━━━ STORED DATA ━━━
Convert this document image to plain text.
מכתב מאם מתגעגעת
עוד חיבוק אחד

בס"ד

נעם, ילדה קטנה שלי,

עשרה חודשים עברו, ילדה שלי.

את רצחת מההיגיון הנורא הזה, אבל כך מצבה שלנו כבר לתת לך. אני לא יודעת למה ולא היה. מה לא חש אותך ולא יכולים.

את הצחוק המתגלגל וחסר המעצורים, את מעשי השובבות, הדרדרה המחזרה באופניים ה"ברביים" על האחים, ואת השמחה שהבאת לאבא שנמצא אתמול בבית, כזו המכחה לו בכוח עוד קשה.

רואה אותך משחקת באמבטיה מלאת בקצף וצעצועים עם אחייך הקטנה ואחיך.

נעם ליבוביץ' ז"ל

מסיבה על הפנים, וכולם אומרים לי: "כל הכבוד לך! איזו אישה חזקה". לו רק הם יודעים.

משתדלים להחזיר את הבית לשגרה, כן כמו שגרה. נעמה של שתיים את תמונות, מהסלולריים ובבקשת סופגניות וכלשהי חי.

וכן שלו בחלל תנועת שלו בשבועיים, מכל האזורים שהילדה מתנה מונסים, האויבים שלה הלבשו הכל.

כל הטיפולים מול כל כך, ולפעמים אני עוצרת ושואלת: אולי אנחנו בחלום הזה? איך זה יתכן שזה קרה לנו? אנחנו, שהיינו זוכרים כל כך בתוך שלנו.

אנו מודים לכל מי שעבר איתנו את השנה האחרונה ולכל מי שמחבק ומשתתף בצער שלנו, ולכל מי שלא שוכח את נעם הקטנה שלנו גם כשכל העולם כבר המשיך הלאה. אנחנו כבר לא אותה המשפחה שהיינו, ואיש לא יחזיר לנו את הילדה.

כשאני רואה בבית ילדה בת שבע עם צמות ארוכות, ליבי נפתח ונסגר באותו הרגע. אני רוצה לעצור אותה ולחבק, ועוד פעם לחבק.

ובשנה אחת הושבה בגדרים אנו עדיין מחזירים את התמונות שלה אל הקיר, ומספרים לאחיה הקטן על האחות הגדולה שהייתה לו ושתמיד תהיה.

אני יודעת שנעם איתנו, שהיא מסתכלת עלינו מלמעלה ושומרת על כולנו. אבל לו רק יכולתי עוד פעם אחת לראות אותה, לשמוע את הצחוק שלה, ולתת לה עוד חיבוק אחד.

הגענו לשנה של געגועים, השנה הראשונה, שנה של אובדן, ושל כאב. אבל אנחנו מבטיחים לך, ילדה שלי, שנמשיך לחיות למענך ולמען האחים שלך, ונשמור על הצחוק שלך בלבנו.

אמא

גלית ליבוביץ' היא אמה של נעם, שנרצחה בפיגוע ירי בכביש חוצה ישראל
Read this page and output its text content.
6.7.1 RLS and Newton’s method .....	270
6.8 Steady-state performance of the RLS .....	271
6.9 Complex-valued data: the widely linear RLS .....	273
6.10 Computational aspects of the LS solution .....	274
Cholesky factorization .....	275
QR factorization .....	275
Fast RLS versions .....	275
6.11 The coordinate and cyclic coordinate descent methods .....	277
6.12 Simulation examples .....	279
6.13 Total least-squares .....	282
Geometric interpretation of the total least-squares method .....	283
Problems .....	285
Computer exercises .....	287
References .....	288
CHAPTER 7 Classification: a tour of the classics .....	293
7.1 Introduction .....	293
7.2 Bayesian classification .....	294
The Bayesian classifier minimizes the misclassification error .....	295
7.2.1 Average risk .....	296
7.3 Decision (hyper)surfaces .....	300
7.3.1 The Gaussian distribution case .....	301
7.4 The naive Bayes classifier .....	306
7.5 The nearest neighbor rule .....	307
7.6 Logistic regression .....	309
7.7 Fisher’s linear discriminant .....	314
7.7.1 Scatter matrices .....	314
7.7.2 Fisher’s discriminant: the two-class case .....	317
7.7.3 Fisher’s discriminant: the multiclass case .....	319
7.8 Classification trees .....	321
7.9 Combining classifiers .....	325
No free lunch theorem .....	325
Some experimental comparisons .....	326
━━━
PROBLEM DETAILS:
All of the data above should be transcribed exactly.

FINISHED ANSWER:
Convert this document image to plain text.
מכתב מאם מתגעגעת
עוד חיבוק אחד

בס"ד

נעם, ילדה קטנה שלי,

עשרה חודשים עברו, ילדה שלי.

את רצחת מההיגיון הנורא הזה, אבל כך מצבה שלנו כבר לתת לך. אני לא יודעת למה ולא היה. מה לא חש אותך ולא יכולים.

את הצחוק המתגלגל וחסר המעצורים, את מעשי השובבות, הדרדרה המחזרה באופניים ה"ברביים" על האחים, ואת השמחה שהבאת לאבא שנמצא אתמול בבית, כזו המכחה לו בכוח עוד קשה.

רואה אותך משחקת באמבטיה מלאת בקצף וצעצועים עם אחייך הקטנה ואחיך.

נעם ליבוביץ' ז"ל

מסיבה על הפנים, וכולם אומרים לי: "כל הכבוד לך! איזו אישה חזקה". לו רק הם יודעים.

משתדלים להחזיר את הבית לשגרה, כן כמו שגרה. נעמה של שתיים את תמונות, מהסלולריים ובבקשת סופגניות וכלשהי חי.

וכן שלו בחלל תנועת שלו בשבועיים, מכל האזורים שהילדה מתנה מונסים, האויבים שלה הלבשו הכל.

כל הטיפולים מול כל כך, ולפעמים אני עוצרת ושואלת: אולי אנחנו בחלום הזה? איך זה יתכן שזה קרה לנו? אנחנו, שהיינו זוכרים כל כך בתוך שלנו.

אנו מודים לכל מי שעבר איתנו את השנה האחרונה ולכל מי שמחבק ומשתתף בצער שלנו, ולכל מי שלא שוכח את נעם הקטנה שלנו גם כשכל העולם כבר המשיך הלאה. אנחנו כבר לא אותה המשפחה שהיינו, ואיש לא יחזיר לנו את הילדה.

כשאני רואה בבית ילדה בת שבע עם צמות ארוכות, ליבי נפתח ונסגר באותו הרגע. אני רוצה לעצור אותה ולחבק, ועוד פעם לחבק.

ובשנה אחת הושבה בגדרים אנו עדיין מחזירים את התמונות שלה אל הקיר, ומספרים לאחיה הקטן על האחות הגדולה שהייתה לו ושתמיד תהיה.

אני יודעת שנעם איתנו, שהיא מסתכלת עלינו מלמעלה ושומרת על כולנו. אבל לו רק יכולתי עוד פעם אחת לראות אותה, לשמוע את הצחוק שלה, ולתת לה עוד חיבוק אחד.

הגענו לשנה של געגועים, השנה הראשונה, שנה של אובדן, ושל כאב. אבל אנחנו מבטיחים לך, ילדה שלי, שנמשיך לחיות למענך ולמען האחים שלך, ונשמור על הצחוק שלך בלבנו.

אמא

גלית ליבוביץ' היא אמה של נעם, שנרצחה בפיגוע ירי בכביש חוצה ישראל
Read this page and output its text content.
6.7.1 RLS and Newton’s method .....	270
6.8 Steady-state performance of the RLS .....	271
6.9 Complex-valued data: the widely linear RLS .....	273
6.10 Computational aspects of the LS solution .....	274
Cholesky factorization .....	275
QR factorization .....	275
Fast RLS versions .....	275
6.11 The coordinate and cyclic coordinate descent methods .....	277
6.12 Simulation examples .....	279
6.13 Total least-squares .....	282
Geometric interpretation of the total least-squares method .....	283
Problems .....	285
Computer exercises .....	287
References .....	288
CHAPTER 7 Classification: a tour of the classics .....	293
7.1 Introduction .....	293
7.2 Bayesian classification .....	294
The Bayesian classifier minimizes the misclassification error .....	295
7.2.1 Average risk .....	296
7.3 Decision (hyper)surfaces .....	300
7.3.1 The Gaussian distribution case .....	301
7.4 The naive Bayes classifier .....	306
7.5 The nearest neighbor rule .....	307
7.6 Logistic regression .....	309
7.7 Fisher’s linear discriminant .....	314
7.7.1 Scatter matrices .....	314
7.7.2 Fisher’s discriminant: the two-class case .....	317
7.7.3 Fisher’s discriminant: the multiclass case .....	319
7.8 Classification trees .....	321
7.9 Combining classifiers .....	325
No free lunch theorem .....	325
Some experimental comparisons .....	326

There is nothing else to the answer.